Repeat the records below exactly, leaving out any pictures.
--------------------
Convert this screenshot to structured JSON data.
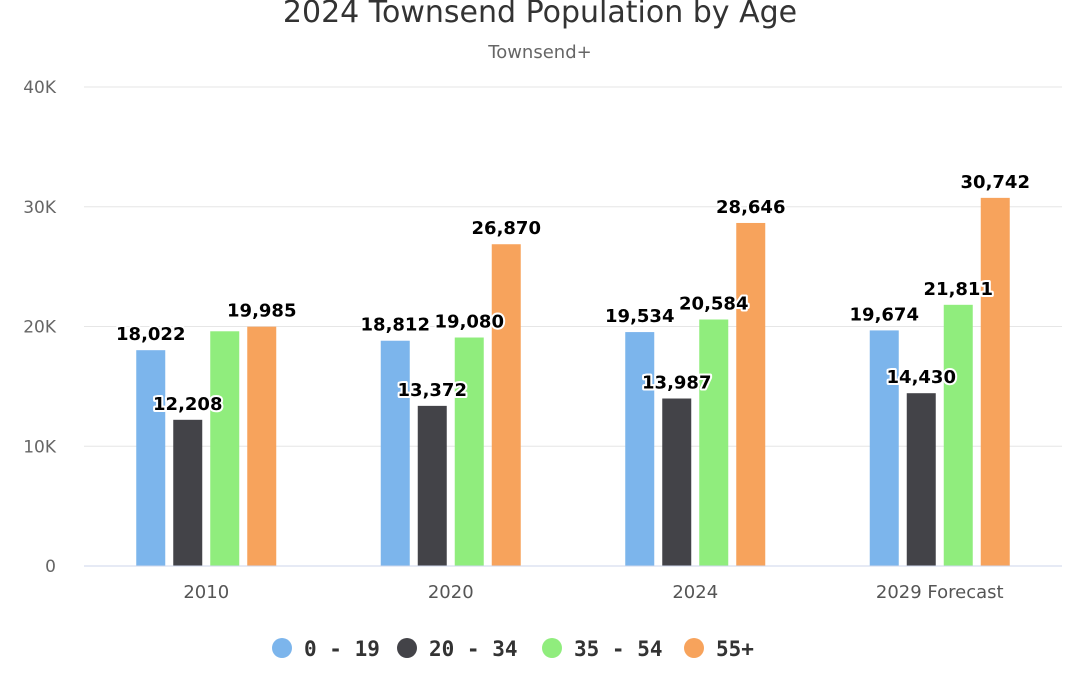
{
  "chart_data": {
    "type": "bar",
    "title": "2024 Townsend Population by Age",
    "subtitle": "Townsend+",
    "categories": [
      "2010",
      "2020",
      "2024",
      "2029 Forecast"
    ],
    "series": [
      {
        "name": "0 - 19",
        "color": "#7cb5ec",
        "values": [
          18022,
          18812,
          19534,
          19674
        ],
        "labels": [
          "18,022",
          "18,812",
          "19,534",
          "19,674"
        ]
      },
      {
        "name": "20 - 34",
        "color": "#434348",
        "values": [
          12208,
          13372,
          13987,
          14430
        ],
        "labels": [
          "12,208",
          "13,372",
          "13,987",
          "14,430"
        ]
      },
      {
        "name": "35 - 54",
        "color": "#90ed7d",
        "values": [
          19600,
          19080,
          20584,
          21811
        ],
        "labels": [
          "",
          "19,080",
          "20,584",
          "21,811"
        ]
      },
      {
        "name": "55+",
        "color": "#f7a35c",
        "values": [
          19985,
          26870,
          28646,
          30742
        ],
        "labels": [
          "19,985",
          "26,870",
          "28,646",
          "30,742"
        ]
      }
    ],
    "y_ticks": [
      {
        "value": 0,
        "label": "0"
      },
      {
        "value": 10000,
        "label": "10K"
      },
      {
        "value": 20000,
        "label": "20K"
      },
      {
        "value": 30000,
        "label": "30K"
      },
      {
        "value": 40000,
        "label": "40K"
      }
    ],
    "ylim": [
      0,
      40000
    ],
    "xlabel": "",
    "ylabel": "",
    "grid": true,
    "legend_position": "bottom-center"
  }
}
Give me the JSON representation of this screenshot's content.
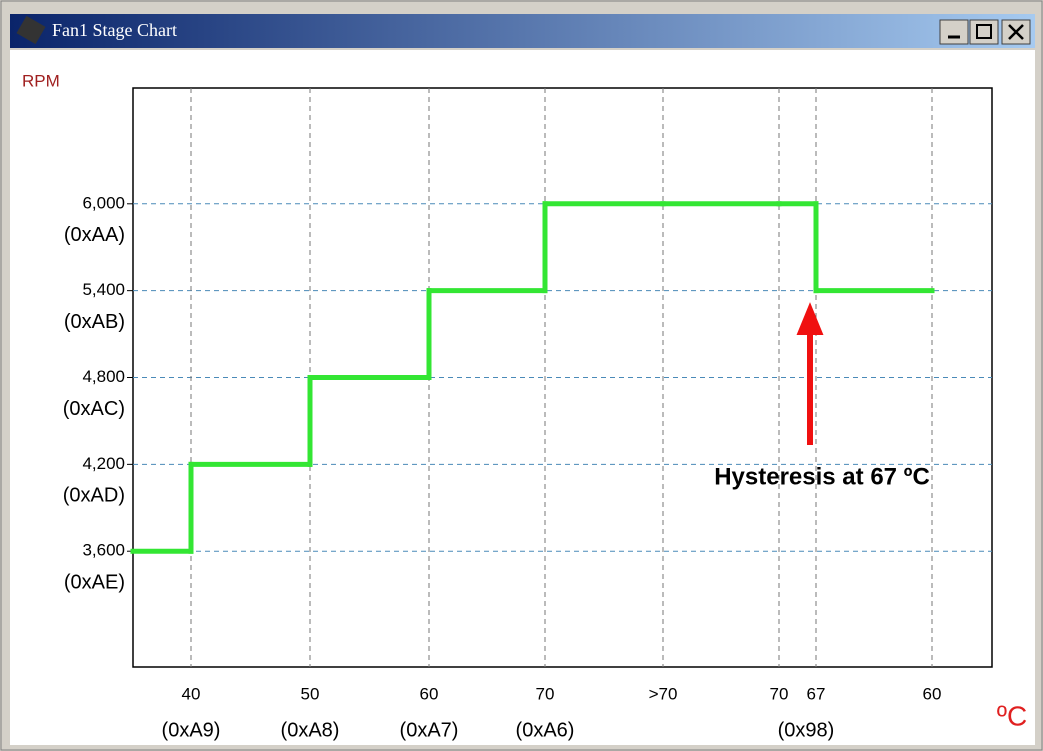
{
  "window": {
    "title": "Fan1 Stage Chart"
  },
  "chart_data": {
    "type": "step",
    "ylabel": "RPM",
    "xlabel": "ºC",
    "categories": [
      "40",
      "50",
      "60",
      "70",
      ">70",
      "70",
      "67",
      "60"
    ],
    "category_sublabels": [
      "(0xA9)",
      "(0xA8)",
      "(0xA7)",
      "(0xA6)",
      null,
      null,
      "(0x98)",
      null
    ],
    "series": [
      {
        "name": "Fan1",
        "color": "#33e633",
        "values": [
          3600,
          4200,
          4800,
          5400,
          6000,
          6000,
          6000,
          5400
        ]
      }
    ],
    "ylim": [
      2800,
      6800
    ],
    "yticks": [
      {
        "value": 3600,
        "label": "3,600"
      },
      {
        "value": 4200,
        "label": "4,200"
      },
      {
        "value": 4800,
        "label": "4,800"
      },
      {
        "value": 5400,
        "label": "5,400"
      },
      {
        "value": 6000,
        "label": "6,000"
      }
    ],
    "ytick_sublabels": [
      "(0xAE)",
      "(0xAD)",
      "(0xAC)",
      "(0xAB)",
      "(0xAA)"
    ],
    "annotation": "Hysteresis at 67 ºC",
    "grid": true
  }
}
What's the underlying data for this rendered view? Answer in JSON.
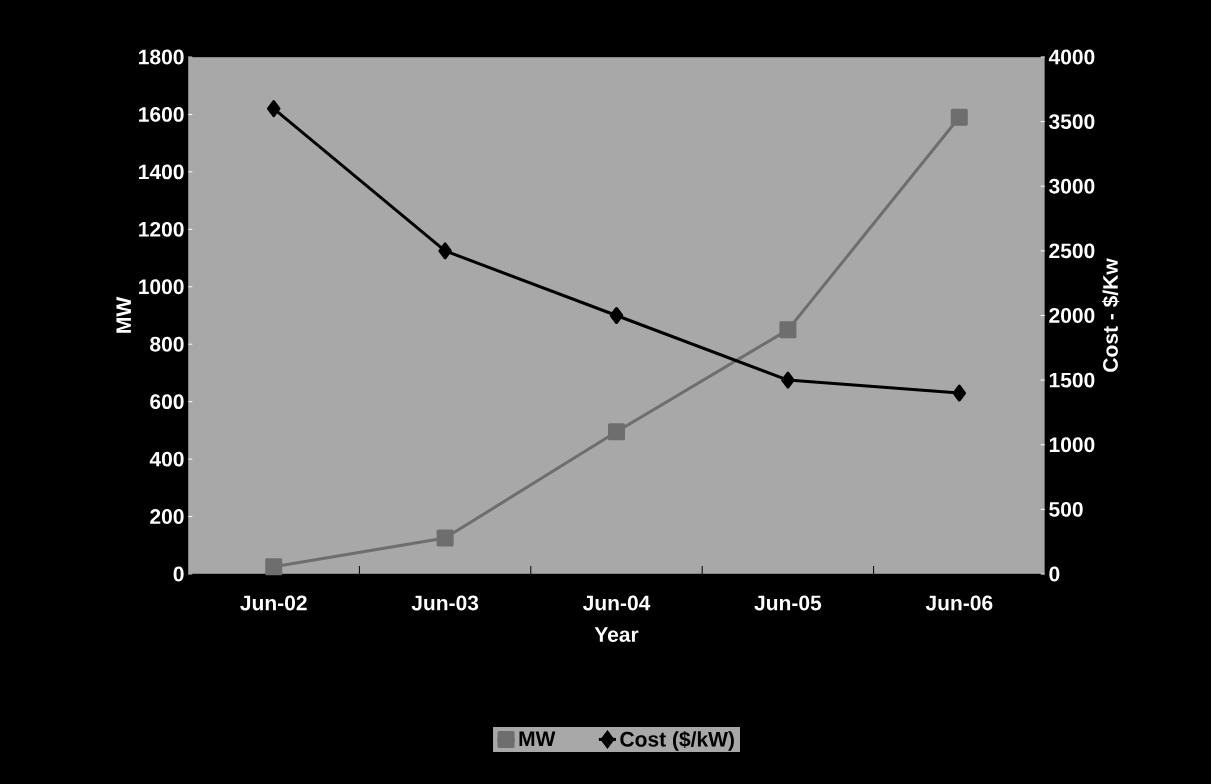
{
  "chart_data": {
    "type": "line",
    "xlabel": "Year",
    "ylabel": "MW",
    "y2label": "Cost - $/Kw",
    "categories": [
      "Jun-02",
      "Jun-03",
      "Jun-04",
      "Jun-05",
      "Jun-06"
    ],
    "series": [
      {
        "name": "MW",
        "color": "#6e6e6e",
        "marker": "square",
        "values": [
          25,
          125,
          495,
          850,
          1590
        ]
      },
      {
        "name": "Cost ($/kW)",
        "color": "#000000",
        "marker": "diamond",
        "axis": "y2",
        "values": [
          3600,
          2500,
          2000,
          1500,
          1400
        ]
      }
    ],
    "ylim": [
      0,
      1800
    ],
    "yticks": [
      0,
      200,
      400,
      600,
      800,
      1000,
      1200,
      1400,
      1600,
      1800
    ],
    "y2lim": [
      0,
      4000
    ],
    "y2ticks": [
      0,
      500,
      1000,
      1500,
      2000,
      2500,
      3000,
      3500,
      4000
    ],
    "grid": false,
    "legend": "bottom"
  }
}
--------------------
▸ THE RESULT:
Convert this screenshot to structured JSON data.
{
  "chart_data": {
    "type": "bar",
    "title": "2024 Townsend Population by Age",
    "subtitle": "Townsend+",
    "categories": [
      "2010",
      "2020",
      "2024",
      "2029 Forecast"
    ],
    "series": [
      {
        "name": "0 - 19",
        "color": "#7cb5ec",
        "values": [
          18022,
          18812,
          19534,
          19674
        ],
        "labels": [
          "18,022",
          "18,812",
          "19,534",
          "19,674"
        ]
      },
      {
        "name": "20 - 34",
        "color": "#434348",
        "values": [
          12208,
          13372,
          13987,
          14430
        ],
        "labels": [
          "12,208",
          "13,372",
          "13,987",
          "14,430"
        ]
      },
      {
        "name": "35 - 54",
        "color": "#90ed7d",
        "values": [
          19600,
          19080,
          20584,
          21811
        ],
        "labels": [
          "",
          "19,080",
          "20,584",
          "21,811"
        ]
      },
      {
        "name": "55+",
        "color": "#f7a35c",
        "values": [
          19985,
          26870,
          28646,
          30742
        ],
        "labels": [
          "19,985",
          "26,870",
          "28,646",
          "30,742"
        ]
      }
    ],
    "y_ticks": [
      {
        "value": 0,
        "label": "0"
      },
      {
        "value": 10000,
        "label": "10K"
      },
      {
        "value": 20000,
        "label": "20K"
      },
      {
        "value": 30000,
        "label": "30K"
      },
      {
        "value": 40000,
        "label": "40K"
      }
    ],
    "ylim": [
      0,
      40000
    ],
    "xlabel": "",
    "ylabel": "",
    "grid": true,
    "legend_position": "bottom-center"
  }
}
Give me the JSON representation of this screenshot's content.
{
  "window": {
    "title": "Fan1 Stage Chart"
  },
  "chart_data": {
    "type": "step",
    "ylabel": "RPM",
    "xlabel": "ºC",
    "categories": [
      "40",
      "50",
      "60",
      "70",
      ">70",
      "70",
      "67",
      "60"
    ],
    "category_sublabels": [
      "(0xA9)",
      "(0xA8)",
      "(0xA7)",
      "(0xA6)",
      null,
      null,
      "(0x98)",
      null
    ],
    "series": [
      {
        "name": "Fan1",
        "color": "#33e633",
        "values": [
          3600,
          4200,
          4800,
          5400,
          6000,
          6000,
          6000,
          5400
        ]
      }
    ],
    "ylim": [
      2800,
      6800
    ],
    "yticks": [
      {
        "value": 3600,
        "label": "3,600"
      },
      {
        "value": 4200,
        "label": "4,200"
      },
      {
        "value": 4800,
        "label": "4,800"
      },
      {
        "value": 5400,
        "label": "5,400"
      },
      {
        "value": 6000,
        "label": "6,000"
      }
    ],
    "ytick_sublabels": [
      "(0xAE)",
      "(0xAD)",
      "(0xAC)",
      "(0xAB)",
      "(0xAA)"
    ],
    "annotation": "Hysteresis at 67 ºC",
    "grid": true
  }
}
What's the underlying data for this rendered view? Answer in JSON.
{
  "chart_data": {
    "type": "line",
    "xlabel": "Year",
    "ylabel": "MW",
    "y2label": "Cost - $/Kw",
    "categories": [
      "Jun-02",
      "Jun-03",
      "Jun-04",
      "Jun-05",
      "Jun-06"
    ],
    "series": [
      {
        "name": "MW",
        "color": "#6e6e6e",
        "marker": "square",
        "values": [
          25,
          125,
          495,
          850,
          1590
        ]
      },
      {
        "name": "Cost ($/kW)",
        "color": "#000000",
        "marker": "diamond",
        "axis": "y2",
        "values": [
          3600,
          2500,
          2000,
          1500,
          1400
        ]
      }
    ],
    "ylim": [
      0,
      1800
    ],
    "yticks": [
      0,
      200,
      400,
      600,
      800,
      1000,
      1200,
      1400,
      1600,
      1800
    ],
    "y2lim": [
      0,
      4000
    ],
    "y2ticks": [
      0,
      500,
      1000,
      1500,
      2000,
      2500,
      3000,
      3500,
      4000
    ],
    "grid": false,
    "legend": "bottom"
  }
}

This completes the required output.